TASK DIRECTIONS: Go through the records underneath and write each one out again exactly.
# start of SUPPLIED RECORDS
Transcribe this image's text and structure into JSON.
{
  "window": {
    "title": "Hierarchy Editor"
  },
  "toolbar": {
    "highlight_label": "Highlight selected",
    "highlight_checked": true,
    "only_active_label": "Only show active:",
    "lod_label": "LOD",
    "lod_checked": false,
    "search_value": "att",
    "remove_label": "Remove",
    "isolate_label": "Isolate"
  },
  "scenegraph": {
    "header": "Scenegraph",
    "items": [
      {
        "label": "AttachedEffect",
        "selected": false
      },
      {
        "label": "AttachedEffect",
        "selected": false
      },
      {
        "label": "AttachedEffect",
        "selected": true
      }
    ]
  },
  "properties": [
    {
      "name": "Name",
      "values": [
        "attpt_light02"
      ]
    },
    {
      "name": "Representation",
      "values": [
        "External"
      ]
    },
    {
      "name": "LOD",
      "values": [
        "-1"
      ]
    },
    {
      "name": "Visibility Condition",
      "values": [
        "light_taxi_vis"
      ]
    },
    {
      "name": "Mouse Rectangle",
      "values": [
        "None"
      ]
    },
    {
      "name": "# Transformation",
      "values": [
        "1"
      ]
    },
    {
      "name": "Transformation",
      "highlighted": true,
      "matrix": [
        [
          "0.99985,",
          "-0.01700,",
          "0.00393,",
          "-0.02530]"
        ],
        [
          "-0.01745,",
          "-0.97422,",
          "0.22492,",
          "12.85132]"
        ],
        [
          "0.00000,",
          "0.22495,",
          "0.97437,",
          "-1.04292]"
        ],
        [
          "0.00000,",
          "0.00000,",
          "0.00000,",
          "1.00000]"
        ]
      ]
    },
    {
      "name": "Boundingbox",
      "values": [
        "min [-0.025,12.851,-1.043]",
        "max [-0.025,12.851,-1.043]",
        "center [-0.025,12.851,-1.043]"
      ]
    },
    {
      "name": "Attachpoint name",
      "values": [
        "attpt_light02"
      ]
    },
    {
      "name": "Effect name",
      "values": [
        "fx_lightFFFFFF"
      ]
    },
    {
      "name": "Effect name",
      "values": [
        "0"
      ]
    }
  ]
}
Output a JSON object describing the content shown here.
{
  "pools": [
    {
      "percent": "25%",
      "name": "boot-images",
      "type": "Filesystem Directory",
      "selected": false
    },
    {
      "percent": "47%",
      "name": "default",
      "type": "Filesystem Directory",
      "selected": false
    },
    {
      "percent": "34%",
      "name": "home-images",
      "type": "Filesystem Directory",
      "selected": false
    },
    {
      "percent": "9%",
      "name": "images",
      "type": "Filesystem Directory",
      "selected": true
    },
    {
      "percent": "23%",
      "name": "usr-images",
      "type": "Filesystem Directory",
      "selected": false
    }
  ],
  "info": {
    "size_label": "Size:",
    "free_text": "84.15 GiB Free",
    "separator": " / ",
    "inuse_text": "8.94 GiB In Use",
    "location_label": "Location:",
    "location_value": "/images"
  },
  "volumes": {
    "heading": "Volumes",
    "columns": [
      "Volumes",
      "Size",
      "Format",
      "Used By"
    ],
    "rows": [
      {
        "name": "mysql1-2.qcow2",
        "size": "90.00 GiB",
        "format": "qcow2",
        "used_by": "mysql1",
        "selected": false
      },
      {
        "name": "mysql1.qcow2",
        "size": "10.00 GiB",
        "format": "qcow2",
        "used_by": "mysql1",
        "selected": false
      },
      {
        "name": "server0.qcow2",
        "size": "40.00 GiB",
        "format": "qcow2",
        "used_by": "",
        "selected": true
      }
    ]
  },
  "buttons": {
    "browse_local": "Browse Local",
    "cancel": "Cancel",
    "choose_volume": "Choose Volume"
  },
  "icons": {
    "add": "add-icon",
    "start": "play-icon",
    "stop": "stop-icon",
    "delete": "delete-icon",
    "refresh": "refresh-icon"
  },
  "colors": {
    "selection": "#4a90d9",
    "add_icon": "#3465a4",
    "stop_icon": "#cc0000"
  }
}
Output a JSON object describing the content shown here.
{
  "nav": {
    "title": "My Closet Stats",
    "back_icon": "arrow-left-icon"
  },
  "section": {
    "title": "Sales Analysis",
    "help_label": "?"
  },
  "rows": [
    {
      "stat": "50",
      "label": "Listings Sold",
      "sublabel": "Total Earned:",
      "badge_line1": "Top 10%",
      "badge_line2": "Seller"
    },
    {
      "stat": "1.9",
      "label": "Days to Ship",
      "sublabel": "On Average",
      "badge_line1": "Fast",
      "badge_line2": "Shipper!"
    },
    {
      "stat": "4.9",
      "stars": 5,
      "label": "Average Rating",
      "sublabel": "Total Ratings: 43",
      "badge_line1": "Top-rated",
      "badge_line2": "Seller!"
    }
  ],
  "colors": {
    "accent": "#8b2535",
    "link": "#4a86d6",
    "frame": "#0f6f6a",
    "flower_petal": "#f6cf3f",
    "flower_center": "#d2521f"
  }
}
# end of SUPPLIED RECORDS
OUTPUT OF THE EXERCISE:
Transcribe this image's text and structure into JSON.
{
  "window": {
    "title": "Hierarchy Editor"
  },
  "toolbar": {
    "highlight_label": "Highlight selected",
    "highlight_checked": true,
    "only_active_label": "Only show active:",
    "lod_label": "LOD",
    "lod_checked": false,
    "search_value": "att",
    "remove_label": "Remove",
    "isolate_label": "Isolate"
  },
  "scenegraph": {
    "header": "Scenegraph",
    "items": [
      {
        "label": "AttachedEffect",
        "selected": false
      },
      {
        "label": "AttachedEffect",
        "selected": false
      },
      {
        "label": "AttachedEffect",
        "selected": true
      }
    ]
  },
  "properties": [
    {
      "name": "Name",
      "values": [
        "attpt_light02"
      ]
    },
    {
      "name": "Representation",
      "values": [
        "External"
      ]
    },
    {
      "name": "LOD",
      "values": [
        "-1"
      ]
    },
    {
      "name": "Visibility Condition",
      "values": [
        "light_taxi_vis"
      ]
    },
    {
      "name": "Mouse Rectangle",
      "values": [
        "None"
      ]
    },
    {
      "name": "# Transformation",
      "values": [
        "1"
      ]
    },
    {
      "name": "Transformation",
      "highlighted": true,
      "matrix": [
        [
          "0.99985,",
          "-0.01700,",
          "0.00393,",
          "-0.02530]"
        ],
        [
          "-0.01745,",
          "-0.97422,",
          "0.22492,",
          "12.85132]"
        ],
        [
          "0.00000,",
          "0.22495,",
          "0.97437,",
          "-1.04292]"
        ],
        [
          "0.00000,",
          "0.00000,",
          "0.00000,",
          "1.00000]"
        ]
      ]
    },
    {
      "name": "Boundingbox",
      "values": [
        "min [-0.025,12.851,-1.043]",
        "max [-0.025,12.851,-1.043]",
        "center [-0.025,12.851,-1.043]"
      ]
    },
    {
      "name": "Attachpoint name",
      "values": [
        "attpt_light02"
      ]
    },
    {
      "name": "Effect name",
      "values": [
        "fx_lightFFFFFF"
      ]
    },
    {
      "name": "Effect name",
      "values": [
        "0"
      ]
    }
  ]
}
Output a JSON object describing the content shown here.
{
  "pools": [
    {
      "percent": "25%",
      "name": "boot-images",
      "type": "Filesystem Directory",
      "selected": false
    },
    {
      "percent": "47%",
      "name": "default",
      "type": "Filesystem Directory",
      "selected": false
    },
    {
      "percent": "34%",
      "name": "home-images",
      "type": "Filesystem Directory",
      "selected": false
    },
    {
      "percent": "9%",
      "name": "images",
      "type": "Filesystem Directory",
      "selected": true
    },
    {
      "percent": "23%",
      "name": "usr-images",
      "type": "Filesystem Directory",
      "selected": false
    }
  ],
  "info": {
    "size_label": "Size:",
    "free_text": "84.15 GiB Free",
    "separator": " / ",
    "inuse_text": "8.94 GiB In Use",
    "location_label": "Location:",
    "location_value": "/images"
  },
  "volumes": {
    "heading": "Volumes",
    "columns": [
      "Volumes",
      "Size",
      "Format",
      "Used By"
    ],
    "rows": [
      {
        "name": "mysql1-2.qcow2",
        "size": "90.00 GiB",
        "format": "qcow2",
        "used_by": "mysql1",
        "selected": false
      },
      {
        "name": "mysql1.qcow2",
        "size": "10.00 GiB",
        "format": "qcow2",
        "used_by": "mysql1",
        "selected": false
      },
      {
        "name": "server0.qcow2",
        "size": "40.00 GiB",
        "format": "qcow2",
        "used_by": "",
        "selected": true
      }
    ]
  },
  "buttons": {
    "browse_local": "Browse Local",
    "cancel": "Cancel",
    "choose_volume": "Choose Volume"
  },
  "icons": {
    "add": "add-icon",
    "start": "play-icon",
    "stop": "stop-icon",
    "delete": "delete-icon",
    "refresh": "refresh-icon"
  },
  "colors": {
    "selection": "#4a90d9",
    "add_icon": "#3465a4",
    "stop_icon": "#cc0000"
  }
}
Output a JSON object describing the content shown here.
{
  "nav": {
    "title": "My Closet Stats",
    "back_icon": "arrow-left-icon"
  },
  "section": {
    "title": "Sales Analysis",
    "help_label": "?"
  },
  "rows": [
    {
      "stat": "50",
      "label": "Listings Sold",
      "sublabel": "Total Earned:",
      "badge_line1": "Top 10%",
      "badge_line2": "Seller"
    },
    {
      "stat": "1.9",
      "label": "Days to Ship",
      "sublabel": "On Average",
      "badge_line1": "Fast",
      "badge_line2": "Shipper!"
    },
    {
      "stat": "4.9",
      "stars": 5,
      "label": "Average Rating",
      "sublabel": "Total Ratings: 43",
      "badge_line1": "Top-rated",
      "badge_line2": "Seller!"
    }
  ],
  "colors": {
    "accent": "#8b2535",
    "link": "#4a86d6",
    "frame": "#0f6f6a",
    "flower_petal": "#f6cf3f",
    "flower_center": "#d2521f"
  }
}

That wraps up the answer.